### MATERIAL PROVIDED

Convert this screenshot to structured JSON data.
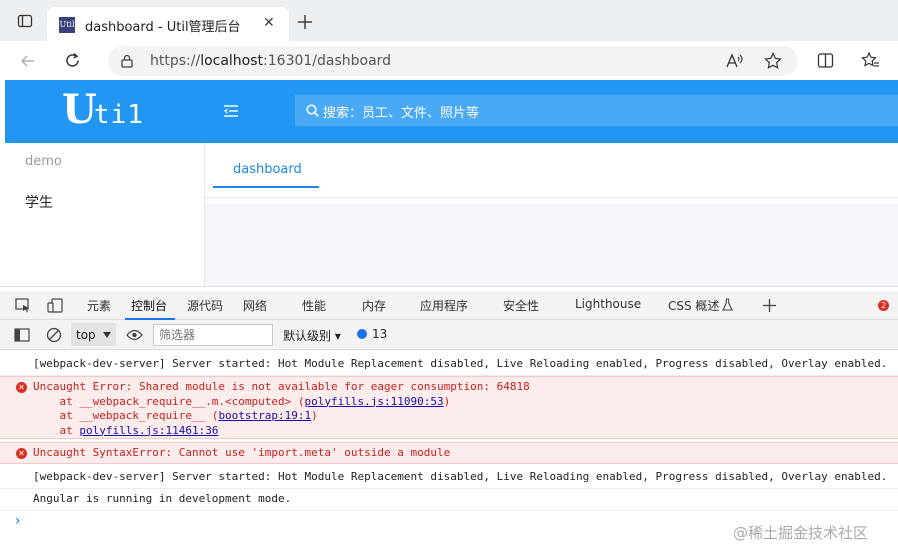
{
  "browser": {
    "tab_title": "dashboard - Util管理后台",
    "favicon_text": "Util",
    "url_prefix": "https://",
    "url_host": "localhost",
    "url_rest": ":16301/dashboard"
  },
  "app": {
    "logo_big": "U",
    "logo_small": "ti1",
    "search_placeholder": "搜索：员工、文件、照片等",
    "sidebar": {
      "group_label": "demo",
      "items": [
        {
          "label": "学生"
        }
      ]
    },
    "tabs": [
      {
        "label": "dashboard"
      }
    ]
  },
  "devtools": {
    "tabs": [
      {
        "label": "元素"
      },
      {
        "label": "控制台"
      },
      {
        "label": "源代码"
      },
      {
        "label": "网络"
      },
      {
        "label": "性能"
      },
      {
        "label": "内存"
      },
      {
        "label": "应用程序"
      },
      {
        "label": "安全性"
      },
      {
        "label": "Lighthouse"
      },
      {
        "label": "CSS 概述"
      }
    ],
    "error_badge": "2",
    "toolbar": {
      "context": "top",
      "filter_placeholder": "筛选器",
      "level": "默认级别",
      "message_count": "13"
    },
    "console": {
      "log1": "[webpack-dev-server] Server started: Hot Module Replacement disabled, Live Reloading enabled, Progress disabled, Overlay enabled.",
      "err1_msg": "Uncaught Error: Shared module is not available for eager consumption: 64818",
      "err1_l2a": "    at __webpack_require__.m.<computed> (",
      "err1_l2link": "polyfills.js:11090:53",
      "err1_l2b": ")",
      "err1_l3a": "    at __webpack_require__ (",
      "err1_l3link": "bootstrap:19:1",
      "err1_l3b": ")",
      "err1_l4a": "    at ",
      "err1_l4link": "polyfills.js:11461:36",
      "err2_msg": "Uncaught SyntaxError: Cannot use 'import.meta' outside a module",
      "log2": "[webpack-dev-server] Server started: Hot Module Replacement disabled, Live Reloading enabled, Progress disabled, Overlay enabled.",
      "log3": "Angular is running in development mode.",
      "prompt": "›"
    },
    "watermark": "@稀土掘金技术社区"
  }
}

######

• EXERCISE OBJECTIVE
Extract the entries in full, exactly as they are, minus the pictures.

• ANSWER TO THIS PROBLEM
Convert this screenshot to structured JSON data.
{
  "browser": {
    "tab_title": "dashboard - Util管理后台",
    "favicon_text": "Util",
    "url_prefix": "https://",
    "url_host": "localhost",
    "url_rest": ":16301/dashboard"
  },
  "app": {
    "logo_big": "U",
    "logo_small": "ti1",
    "search_placeholder": "搜索：员工、文件、照片等",
    "sidebar": {
      "group_label": "demo",
      "items": [
        {
          "label": "学生"
        }
      ]
    },
    "tabs": [
      {
        "label": "dashboard"
      }
    ]
  },
  "devtools": {
    "tabs": [
      {
        "label": "元素"
      },
      {
        "label": "控制台"
      },
      {
        "label": "源代码"
      },
      {
        "label": "网络"
      },
      {
        "label": "性能"
      },
      {
        "label": "内存"
      },
      {
        "label": "应用程序"
      },
      {
        "label": "安全性"
      },
      {
        "label": "Lighthouse"
      },
      {
        "label": "CSS 概述"
      }
    ],
    "error_badge": "2",
    "toolbar": {
      "context": "top",
      "filter_placeholder": "筛选器",
      "level": "默认级别",
      "message_count": "13"
    },
    "console": {
      "log1": "[webpack-dev-server] Server started: Hot Module Replacement disabled, Live Reloading enabled, Progress disabled, Overlay enabled.",
      "err1_msg": "Uncaught Error: Shared module is not available for eager consumption: 64818",
      "err1_l2a": "    at __webpack_require__.m.<computed> (",
      "err1_l2link": "polyfills.js:11090:53",
      "err1_l2b": ")",
      "err1_l3a": "    at __webpack_require__ (",
      "err1_l3link": "bootstrap:19:1",
      "err1_l3b": ")",
      "err1_l4a": "    at ",
      "err1_l4link": "polyfills.js:11461:36",
      "err2_msg": "Uncaught SyntaxError: Cannot use 'import.meta' outside a module",
      "log2": "[webpack-dev-server] Server started: Hot Module Replacement disabled, Live Reloading enabled, Progress disabled, Overlay enabled.",
      "log3": "Angular is running in development mode.",
      "prompt": "›"
    },
    "watermark": "@稀土掘金技术社区"
  }
}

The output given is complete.